◆ AIM OF THE TASK ◆
Write every line of the material out exactly as shown.

◆ RECORDS PROVIDED ◆
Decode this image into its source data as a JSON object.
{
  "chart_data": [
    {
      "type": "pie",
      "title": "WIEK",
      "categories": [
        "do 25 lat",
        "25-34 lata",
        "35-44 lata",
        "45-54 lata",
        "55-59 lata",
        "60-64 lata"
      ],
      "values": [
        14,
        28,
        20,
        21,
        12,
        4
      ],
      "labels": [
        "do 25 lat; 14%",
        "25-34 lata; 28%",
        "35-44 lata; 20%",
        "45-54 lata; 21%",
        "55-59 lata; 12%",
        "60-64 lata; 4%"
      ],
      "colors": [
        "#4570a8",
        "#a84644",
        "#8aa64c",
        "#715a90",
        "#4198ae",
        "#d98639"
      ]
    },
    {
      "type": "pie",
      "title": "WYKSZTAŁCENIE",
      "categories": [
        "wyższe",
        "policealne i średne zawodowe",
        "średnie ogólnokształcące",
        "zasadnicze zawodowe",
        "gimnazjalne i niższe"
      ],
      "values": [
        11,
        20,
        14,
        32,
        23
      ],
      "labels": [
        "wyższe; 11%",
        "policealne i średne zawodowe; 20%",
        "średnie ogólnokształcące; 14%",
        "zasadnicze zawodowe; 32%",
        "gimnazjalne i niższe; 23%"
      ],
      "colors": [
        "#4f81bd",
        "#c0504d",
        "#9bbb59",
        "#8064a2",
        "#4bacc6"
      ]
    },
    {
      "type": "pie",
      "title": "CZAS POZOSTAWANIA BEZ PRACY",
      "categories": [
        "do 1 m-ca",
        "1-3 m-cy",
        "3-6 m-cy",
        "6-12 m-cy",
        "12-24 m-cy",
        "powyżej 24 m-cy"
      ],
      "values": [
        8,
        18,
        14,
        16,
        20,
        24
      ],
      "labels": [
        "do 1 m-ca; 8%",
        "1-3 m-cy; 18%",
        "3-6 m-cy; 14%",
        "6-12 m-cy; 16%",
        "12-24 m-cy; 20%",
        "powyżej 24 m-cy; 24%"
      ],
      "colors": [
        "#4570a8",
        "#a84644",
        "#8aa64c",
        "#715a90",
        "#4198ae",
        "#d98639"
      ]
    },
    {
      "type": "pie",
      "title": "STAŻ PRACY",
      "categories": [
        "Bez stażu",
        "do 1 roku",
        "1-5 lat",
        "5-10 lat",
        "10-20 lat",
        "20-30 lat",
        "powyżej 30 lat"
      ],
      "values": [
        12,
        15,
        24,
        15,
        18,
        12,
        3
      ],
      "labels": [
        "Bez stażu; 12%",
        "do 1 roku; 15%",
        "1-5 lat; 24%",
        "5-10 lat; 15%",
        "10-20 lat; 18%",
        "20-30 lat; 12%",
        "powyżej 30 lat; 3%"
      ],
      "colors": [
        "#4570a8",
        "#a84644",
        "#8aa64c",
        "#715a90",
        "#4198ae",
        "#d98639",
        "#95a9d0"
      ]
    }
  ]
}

◆ RESPONSE ◆
Decode this image into its source data as a JSON object.
{
  "chart_data": [
    {
      "type": "pie",
      "title": "WIEK",
      "categories": [
        "do 25 lat",
        "25-34 lata",
        "35-44 lata",
        "45-54 lata",
        "55-59 lata",
        "60-64 lata"
      ],
      "values": [
        14,
        28,
        20,
        21,
        12,
        4
      ],
      "labels": [
        "do 25 lat; 14%",
        "25-34 lata; 28%",
        "35-44 lata; 20%",
        "45-54 lata; 21%",
        "55-59 lata; 12%",
        "60-64 lata; 4%"
      ],
      "colors": [
        "#4570a8",
        "#a84644",
        "#8aa64c",
        "#715a90",
        "#4198ae",
        "#d98639"
      ]
    },
    {
      "type": "pie",
      "title": "WYKSZTAŁCENIE",
      "categories": [
        "wyższe",
        "policealne i średne zawodowe",
        "średnie ogólnokształcące",
        "zasadnicze zawodowe",
        "gimnazjalne i niższe"
      ],
      "values": [
        11,
        20,
        14,
        32,
        23
      ],
      "labels": [
        "wyższe; 11%",
        "policealne i średne zawodowe; 20%",
        "średnie ogólnokształcące; 14%",
        "zasadnicze zawodowe; 32%",
        "gimnazjalne i niższe; 23%"
      ],
      "colors": [
        "#4f81bd",
        "#c0504d",
        "#9bbb59",
        "#8064a2",
        "#4bacc6"
      ]
    },
    {
      "type": "pie",
      "title": "CZAS POZOSTAWANIA BEZ PRACY",
      "categories": [
        "do 1 m-ca",
        "1-3 m-cy",
        "3-6 m-cy",
        "6-12 m-cy",
        "12-24 m-cy",
        "powyżej 24 m-cy"
      ],
      "values": [
        8,
        18,
        14,
        16,
        20,
        24
      ],
      "labels": [
        "do 1 m-ca; 8%",
        "1-3 m-cy; 18%",
        "3-6 m-cy; 14%",
        "6-12 m-cy; 16%",
        "12-24 m-cy; 20%",
        "powyżej 24 m-cy; 24%"
      ],
      "colors": [
        "#4570a8",
        "#a84644",
        "#8aa64c",
        "#715a90",
        "#4198ae",
        "#d98639"
      ]
    },
    {
      "type": "pie",
      "title": "STAŻ PRACY",
      "categories": [
        "Bez stażu",
        "do 1 roku",
        "1-5 lat",
        "5-10 lat",
        "10-20 lat",
        "20-30 lat",
        "powyżej 30 lat"
      ],
      "values": [
        12,
        15,
        24,
        15,
        18,
        12,
        3
      ],
      "labels": [
        "Bez stażu; 12%",
        "do 1 roku; 15%",
        "1-5 lat; 24%",
        "5-10 lat; 15%",
        "10-20 lat; 18%",
        "20-30 lat; 12%",
        "powyżej 30 lat; 3%"
      ],
      "colors": [
        "#4570a8",
        "#a84644",
        "#8aa64c",
        "#715a90",
        "#4198ae",
        "#d98639",
        "#95a9d0"
      ]
    }
  ]
}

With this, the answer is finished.